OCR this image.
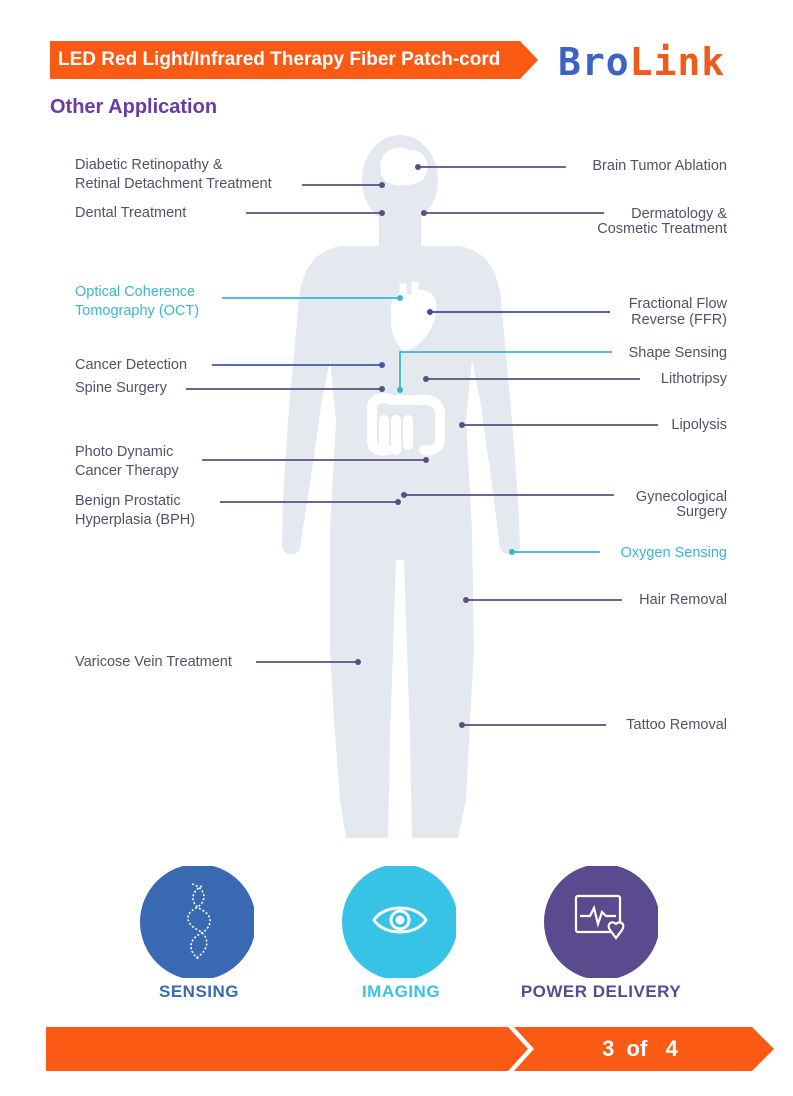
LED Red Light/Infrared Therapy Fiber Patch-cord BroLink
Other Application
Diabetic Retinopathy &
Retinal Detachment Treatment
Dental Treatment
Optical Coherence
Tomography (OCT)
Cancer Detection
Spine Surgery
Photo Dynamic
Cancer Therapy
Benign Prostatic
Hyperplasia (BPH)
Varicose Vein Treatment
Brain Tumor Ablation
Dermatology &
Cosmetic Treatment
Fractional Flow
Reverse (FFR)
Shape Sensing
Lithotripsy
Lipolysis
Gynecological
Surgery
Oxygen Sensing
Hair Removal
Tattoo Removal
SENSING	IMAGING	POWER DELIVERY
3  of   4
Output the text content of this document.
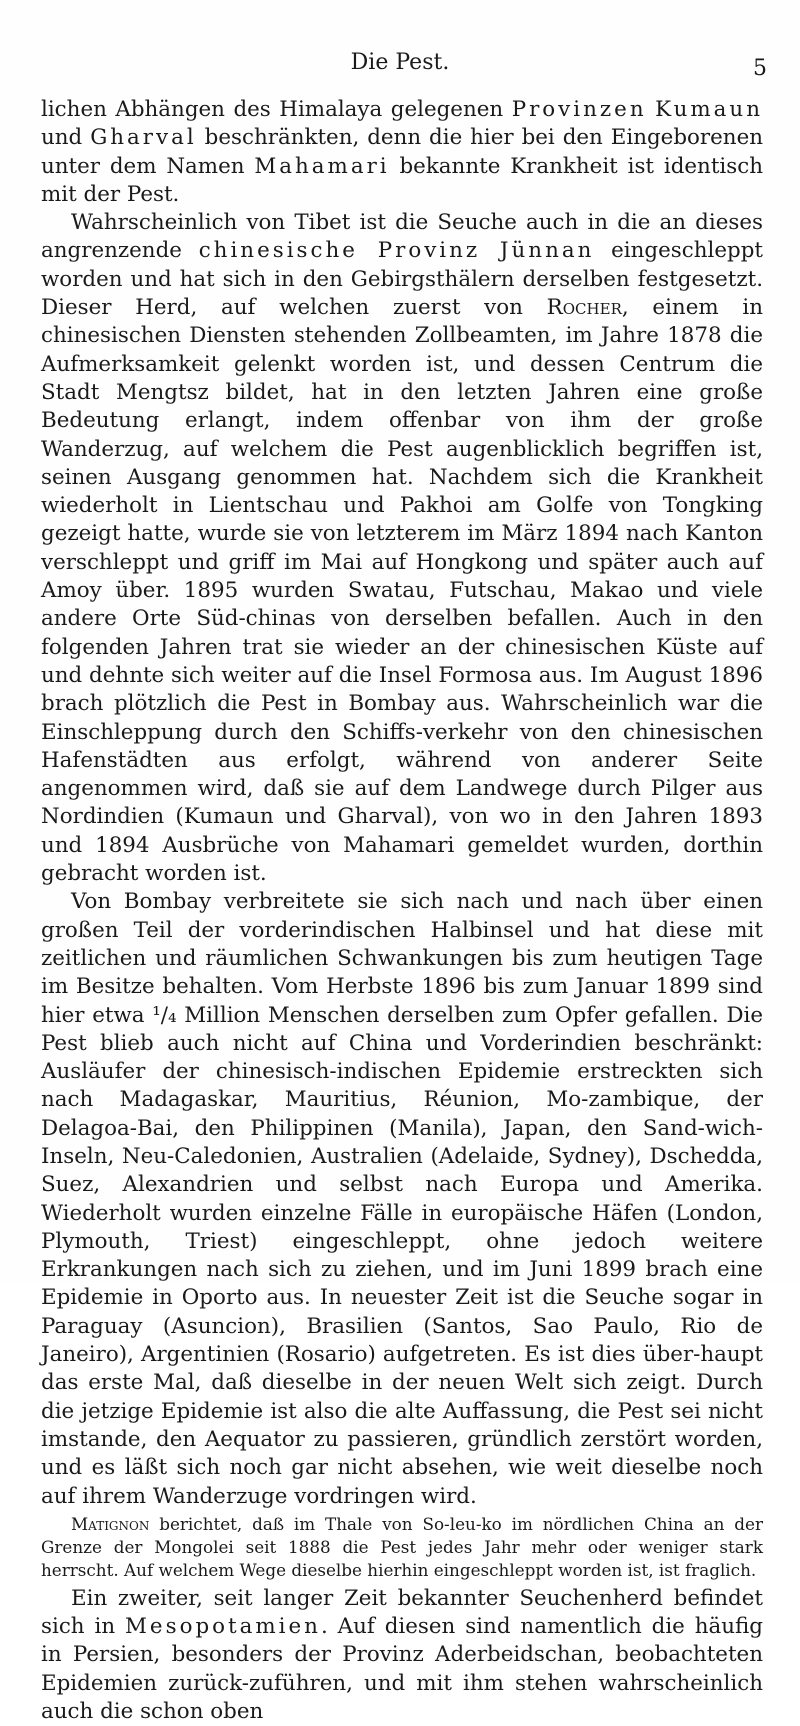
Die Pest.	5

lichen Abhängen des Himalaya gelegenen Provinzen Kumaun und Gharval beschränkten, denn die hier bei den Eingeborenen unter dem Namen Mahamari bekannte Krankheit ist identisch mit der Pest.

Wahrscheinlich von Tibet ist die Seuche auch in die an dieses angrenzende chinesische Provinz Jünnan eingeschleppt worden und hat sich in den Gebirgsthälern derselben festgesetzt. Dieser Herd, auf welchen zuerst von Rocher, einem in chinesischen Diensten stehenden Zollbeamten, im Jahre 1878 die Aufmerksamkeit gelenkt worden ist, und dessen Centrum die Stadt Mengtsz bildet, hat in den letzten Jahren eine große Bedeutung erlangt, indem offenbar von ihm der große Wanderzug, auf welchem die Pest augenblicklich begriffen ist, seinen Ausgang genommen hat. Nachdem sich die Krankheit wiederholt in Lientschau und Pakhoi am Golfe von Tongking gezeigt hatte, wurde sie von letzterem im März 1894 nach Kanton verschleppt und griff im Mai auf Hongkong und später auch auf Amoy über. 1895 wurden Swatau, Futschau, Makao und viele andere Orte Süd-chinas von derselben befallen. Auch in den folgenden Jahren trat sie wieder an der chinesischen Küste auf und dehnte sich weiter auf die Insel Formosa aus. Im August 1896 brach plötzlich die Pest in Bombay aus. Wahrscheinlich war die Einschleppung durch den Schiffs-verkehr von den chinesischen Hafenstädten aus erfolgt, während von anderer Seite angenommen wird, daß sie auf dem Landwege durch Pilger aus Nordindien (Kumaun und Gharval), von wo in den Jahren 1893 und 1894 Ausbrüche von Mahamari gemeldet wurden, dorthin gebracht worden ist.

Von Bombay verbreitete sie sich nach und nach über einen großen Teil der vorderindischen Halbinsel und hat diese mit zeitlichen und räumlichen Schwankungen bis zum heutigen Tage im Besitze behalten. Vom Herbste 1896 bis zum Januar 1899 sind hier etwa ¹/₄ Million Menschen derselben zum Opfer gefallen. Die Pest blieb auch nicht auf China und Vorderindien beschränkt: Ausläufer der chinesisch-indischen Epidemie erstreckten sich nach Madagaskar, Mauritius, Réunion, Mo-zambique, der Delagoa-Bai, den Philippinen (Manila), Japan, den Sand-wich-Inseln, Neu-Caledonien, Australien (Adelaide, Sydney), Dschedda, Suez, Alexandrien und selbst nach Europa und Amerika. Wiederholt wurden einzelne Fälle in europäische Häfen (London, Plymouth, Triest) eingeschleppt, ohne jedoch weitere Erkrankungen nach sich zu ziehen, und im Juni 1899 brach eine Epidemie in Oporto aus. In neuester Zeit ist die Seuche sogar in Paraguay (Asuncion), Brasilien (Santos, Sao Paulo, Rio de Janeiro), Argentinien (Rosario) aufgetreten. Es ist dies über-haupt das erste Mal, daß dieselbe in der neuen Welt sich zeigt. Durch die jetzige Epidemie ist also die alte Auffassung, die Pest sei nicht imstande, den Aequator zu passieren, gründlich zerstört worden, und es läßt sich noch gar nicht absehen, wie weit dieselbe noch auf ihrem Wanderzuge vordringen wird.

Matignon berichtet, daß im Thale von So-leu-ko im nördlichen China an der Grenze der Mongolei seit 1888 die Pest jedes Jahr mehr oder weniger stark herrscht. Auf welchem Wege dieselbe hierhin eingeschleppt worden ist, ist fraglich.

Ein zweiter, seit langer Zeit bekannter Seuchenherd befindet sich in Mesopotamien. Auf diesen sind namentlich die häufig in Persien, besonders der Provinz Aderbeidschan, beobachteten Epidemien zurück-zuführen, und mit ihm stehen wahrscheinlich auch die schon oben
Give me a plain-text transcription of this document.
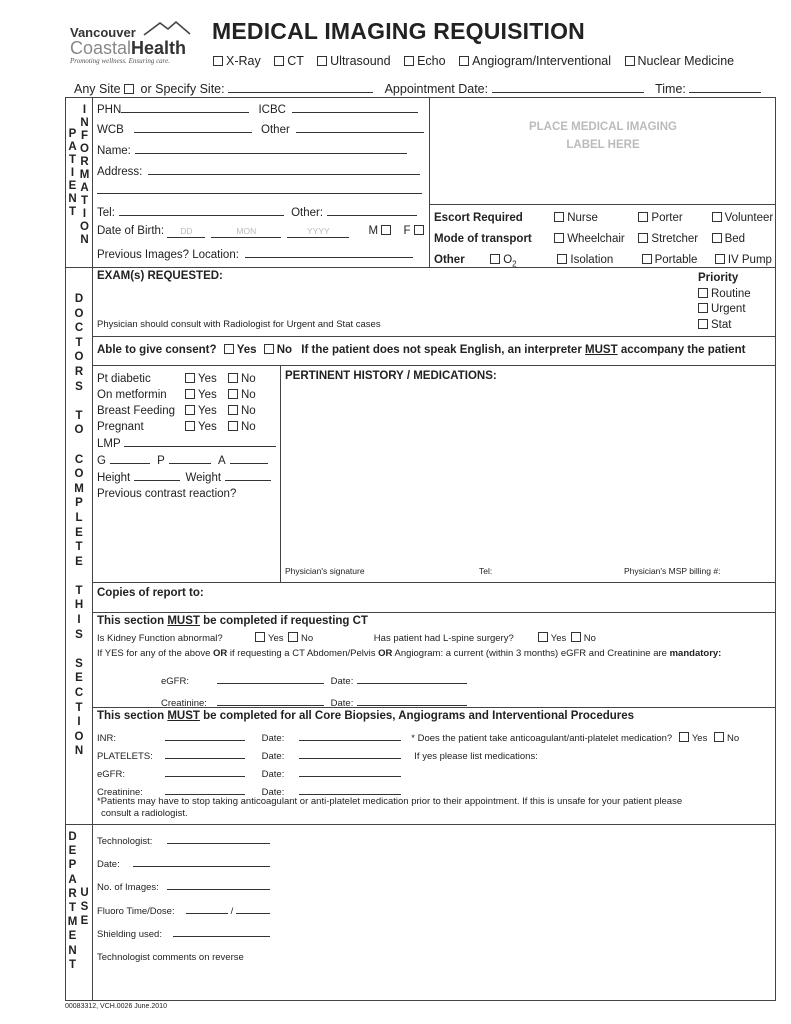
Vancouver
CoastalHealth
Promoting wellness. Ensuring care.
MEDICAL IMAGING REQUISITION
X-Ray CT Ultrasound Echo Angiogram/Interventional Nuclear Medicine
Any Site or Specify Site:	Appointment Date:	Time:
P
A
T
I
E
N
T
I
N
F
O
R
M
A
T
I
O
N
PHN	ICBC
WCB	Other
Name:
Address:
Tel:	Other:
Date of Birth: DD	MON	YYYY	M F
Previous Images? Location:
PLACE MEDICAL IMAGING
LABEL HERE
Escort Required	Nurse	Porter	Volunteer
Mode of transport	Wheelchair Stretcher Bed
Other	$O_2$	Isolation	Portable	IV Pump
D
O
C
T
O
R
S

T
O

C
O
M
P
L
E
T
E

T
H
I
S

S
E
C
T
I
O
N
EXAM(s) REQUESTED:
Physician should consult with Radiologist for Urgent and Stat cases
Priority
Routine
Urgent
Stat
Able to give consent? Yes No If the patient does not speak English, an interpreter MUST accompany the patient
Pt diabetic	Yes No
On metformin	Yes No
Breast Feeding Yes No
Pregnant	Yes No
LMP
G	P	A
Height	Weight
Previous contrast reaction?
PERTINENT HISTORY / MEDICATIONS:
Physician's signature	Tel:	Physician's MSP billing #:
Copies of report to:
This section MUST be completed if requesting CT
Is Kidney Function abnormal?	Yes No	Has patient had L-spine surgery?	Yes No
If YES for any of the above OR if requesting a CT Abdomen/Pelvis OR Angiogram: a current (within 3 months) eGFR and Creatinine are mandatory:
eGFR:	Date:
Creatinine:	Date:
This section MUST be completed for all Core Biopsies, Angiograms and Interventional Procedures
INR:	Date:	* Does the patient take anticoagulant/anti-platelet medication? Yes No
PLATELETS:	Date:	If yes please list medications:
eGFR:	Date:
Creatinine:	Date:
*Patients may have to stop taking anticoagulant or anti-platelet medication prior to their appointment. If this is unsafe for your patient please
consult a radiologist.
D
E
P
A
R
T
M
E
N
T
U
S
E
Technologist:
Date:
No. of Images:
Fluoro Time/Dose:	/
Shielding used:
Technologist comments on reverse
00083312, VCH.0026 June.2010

********

Work order:
Would you copy each line above exactly as given, dropping any images?

Answer for this exercise:
OCR this image.
LED Red Light/Infrared Therapy Fiber Patch-cord BroLink
Other Application
Diabetic Retinopathy &
Retinal Detachment Treatment
Dental Treatment
Optical Coherence
Tomography (OCT)
Cancer Detection
Spine Surgery
Photo Dynamic
Cancer Therapy
Benign Prostatic
Hyperplasia (BPH)
Varicose Vein Treatment
Brain Tumor Ablation
Dermatology &
Cosmetic Treatment
Fractional Flow
Reverse (FFR)
Shape Sensing
Lithotripsy
Lipolysis
Gynecological
Surgery
Oxygen Sensing
Hair Removal
Tattoo Removal
SENSING	IMAGING	POWER DELIVERY
3  of   4
Output the text content of this document.
Die Pest.	5

lichen Abhängen des Himalaya gelegenen Provinzen Kumaun und Gharval beschränkten, denn die hier bei den Eingeborenen unter dem Namen Mahamari bekannte Krankheit ist identisch mit der Pest.

Wahrscheinlich von Tibet ist die Seuche auch in die an dieses angrenzende chinesische Provinz Jünnan eingeschleppt worden und hat sich in den Gebirgsthälern derselben festgesetzt. Dieser Herd, auf welchen zuerst von Rocher, einem in chinesischen Diensten stehenden Zollbeamten, im Jahre 1878 die Aufmerksamkeit gelenkt worden ist, und dessen Centrum die Stadt Mengtsz bildet, hat in den letzten Jahren eine große Bedeutung erlangt, indem offenbar von ihm der große Wanderzug, auf welchem die Pest augenblicklich begriffen ist, seinen Ausgang genommen hat. Nachdem sich die Krankheit wiederholt in Lientschau und Pakhoi am Golfe von Tongking gezeigt hatte, wurde sie von letzterem im März 1894 nach Kanton verschleppt und griff im Mai auf Hongkong und später auch auf Amoy über. 1895 wurden Swatau, Futschau, Makao und viele andere Orte Süd-chinas von derselben befallen. Auch in den folgenden Jahren trat sie wieder an der chinesischen Küste auf und dehnte sich weiter auf die Insel Formosa aus. Im August 1896 brach plötzlich die Pest in Bombay aus. Wahrscheinlich war die Einschleppung durch den Schiffs-verkehr von den chinesischen Hafenstädten aus erfolgt, während von anderer Seite angenommen wird, daß sie auf dem Landwege durch Pilger aus Nordindien (Kumaun und Gharval), von wo in den Jahren 1893 und 1894 Ausbrüche von Mahamari gemeldet wurden, dorthin gebracht worden ist.

Von Bombay verbreitete sie sich nach und nach über einen großen Teil der vorderindischen Halbinsel und hat diese mit zeitlichen und räumlichen Schwankungen bis zum heutigen Tage im Besitze behalten. Vom Herbste 1896 bis zum Januar 1899 sind hier etwa ¹/₄ Million Menschen derselben zum Opfer gefallen. Die Pest blieb auch nicht auf China und Vorderindien beschränkt: Ausläufer der chinesisch-indischen Epidemie erstreckten sich nach Madagaskar, Mauritius, Réunion, Mo-zambique, der Delagoa-Bai, den Philippinen (Manila), Japan, den Sand-wich-Inseln, Neu-Caledonien, Australien (Adelaide, Sydney), Dschedda, Suez, Alexandrien und selbst nach Europa und Amerika. Wiederholt wurden einzelne Fälle in europäische Häfen (London, Plymouth, Triest) eingeschleppt, ohne jedoch weitere Erkrankungen nach sich zu ziehen, und im Juni 1899 brach eine Epidemie in Oporto aus. In neuester Zeit ist die Seuche sogar in Paraguay (Asuncion), Brasilien (Santos, Sao Paulo, Rio de Janeiro), Argentinien (Rosario) aufgetreten. Es ist dies über-haupt das erste Mal, daß dieselbe in der neuen Welt sich zeigt. Durch die jetzige Epidemie ist also die alte Auffassung, die Pest sei nicht imstande, den Aequator zu passieren, gründlich zerstört worden, und es läßt sich noch gar nicht absehen, wie weit dieselbe noch auf ihrem Wanderzuge vordringen wird.

Matignon berichtet, daß im Thale von So-leu-ko im nördlichen China an der Grenze der Mongolei seit 1888 die Pest jedes Jahr mehr oder weniger stark herrscht. Auf welchem Wege dieselbe hierhin eingeschleppt worden ist, ist fraglich.

Ein zweiter, seit langer Zeit bekannter Seuchenherd befindet sich in Mesopotamien. Auf diesen sind namentlich die häufig in Persien, besonders der Provinz Aderbeidschan, beobachteten Epidemien zurück-zuführen, und mit ihm stehen wahrscheinlich auch die schon oben
Give me a plain-text transcription of this document.
Vancouver
CoastalHealth
Promoting wellness. Ensuring care.
MEDICAL IMAGING REQUISITION
X-Ray CT Ultrasound Echo Angiogram/Interventional Nuclear Medicine
Any Site or Specify Site:	Appointment Date:	Time:
P
A
T
I
E
N
T
I
N
F
O
R
M
A
T
I
O
N
PHN	ICBC
WCB	Other
Name:
Address:
Tel:	Other:
Date of Birth: DD	MON	YYYY	M F
Previous Images? Location:
PLACE MEDICAL IMAGING
LABEL HERE
Escort Required	Nurse	Porter	Volunteer
Mode of transport	Wheelchair Stretcher Bed
Other	$O_2$	Isolation	Portable	IV Pump
D
O
C
T
O
R
S

T
O

C
O
M
P
L
E
T
E

T
H
I
S

S
E
C
T
I
O
N
EXAM(s) REQUESTED:
Physician should consult with Radiologist for Urgent and Stat cases
Priority
Routine
Urgent
Stat
Able to give consent? Yes No If the patient does not speak English, an interpreter MUST accompany the patient
Pt diabetic	Yes No
On metformin	Yes No
Breast Feeding Yes No
Pregnant	Yes No
LMP
G	P	A
Height	Weight
Previous contrast reaction?
PERTINENT HISTORY / MEDICATIONS:
Physician's signature	Tel:	Physician's MSP billing #:
Copies of report to:
This section MUST be completed if requesting CT
Is Kidney Function abnormal?	Yes No	Has patient had L-spine surgery?	Yes No
If YES for any of the above OR if requesting a CT Abdomen/Pelvis OR Angiogram: a current (within 3 months) eGFR and Creatinine are mandatory:
eGFR:	Date:
Creatinine:	Date:
This section MUST be completed for all Core Biopsies, Angiograms and Interventional Procedures
INR:	Date:	* Does the patient take anticoagulant/anti-platelet medication? Yes No
PLATELETS:	Date:	If yes please list medications:
eGFR:	Date:
Creatinine:	Date:
*Patients may have to stop taking anticoagulant or anti-platelet medication prior to their appointment. If this is unsafe for your patient please
consult a radiologist.
D
E
P
A
R
T
M
E
N
T
U
S
E
Technologist:
Date:
No. of Images:
Fluoro Time/Dose:	/
Shielding used:
Technologist comments on reverse
00083312, VCH.0026 June.2010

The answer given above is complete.